Your objective: Reproduce the records that follow in full, excluding any picture they contain.

^^^^^^^^^^^^^^^^

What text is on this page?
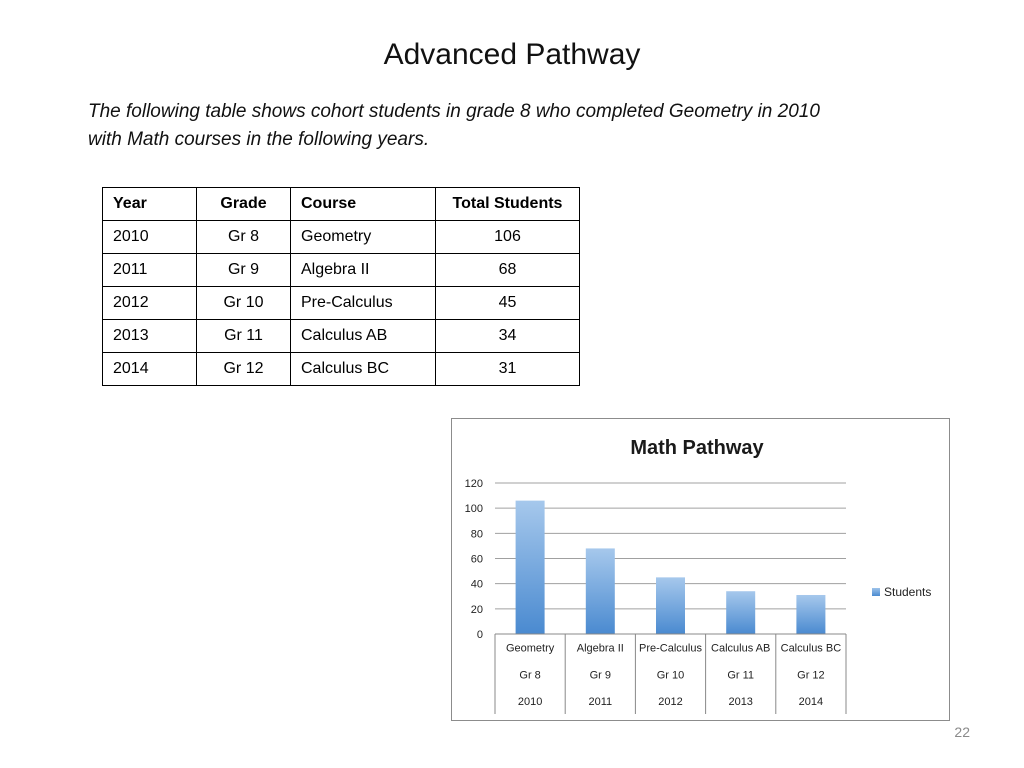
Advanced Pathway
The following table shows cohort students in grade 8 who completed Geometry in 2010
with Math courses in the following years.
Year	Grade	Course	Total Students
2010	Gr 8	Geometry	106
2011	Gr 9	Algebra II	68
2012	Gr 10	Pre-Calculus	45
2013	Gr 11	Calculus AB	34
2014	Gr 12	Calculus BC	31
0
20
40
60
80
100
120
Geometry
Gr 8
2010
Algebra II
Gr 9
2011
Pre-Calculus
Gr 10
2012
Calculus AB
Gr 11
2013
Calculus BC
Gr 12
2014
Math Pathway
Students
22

^^^^^^^^^^^^^^^^

Reply to the task:
What text is on this page?
Advanced Pathway
The following table shows cohort students in grade 8 who completed Geometry in 2010
with Math courses in the following years.
Year	Grade	Course	Total Students
2010	Gr 8	Geometry	106
2011	Gr 9	Algebra II	68
2012	Gr 10	Pre-Calculus	45
2013	Gr 11	Calculus AB	34
2014	Gr 12	Calculus BC	31
0
20
40
60
80
100
120
Geometry
Gr 8
2010
Algebra II
Gr 9
2011
Pre-Calculus
Gr 10
2012
Calculus AB
Gr 11
2013
Calculus BC
Gr 12
2014
Math Pathway
Students
22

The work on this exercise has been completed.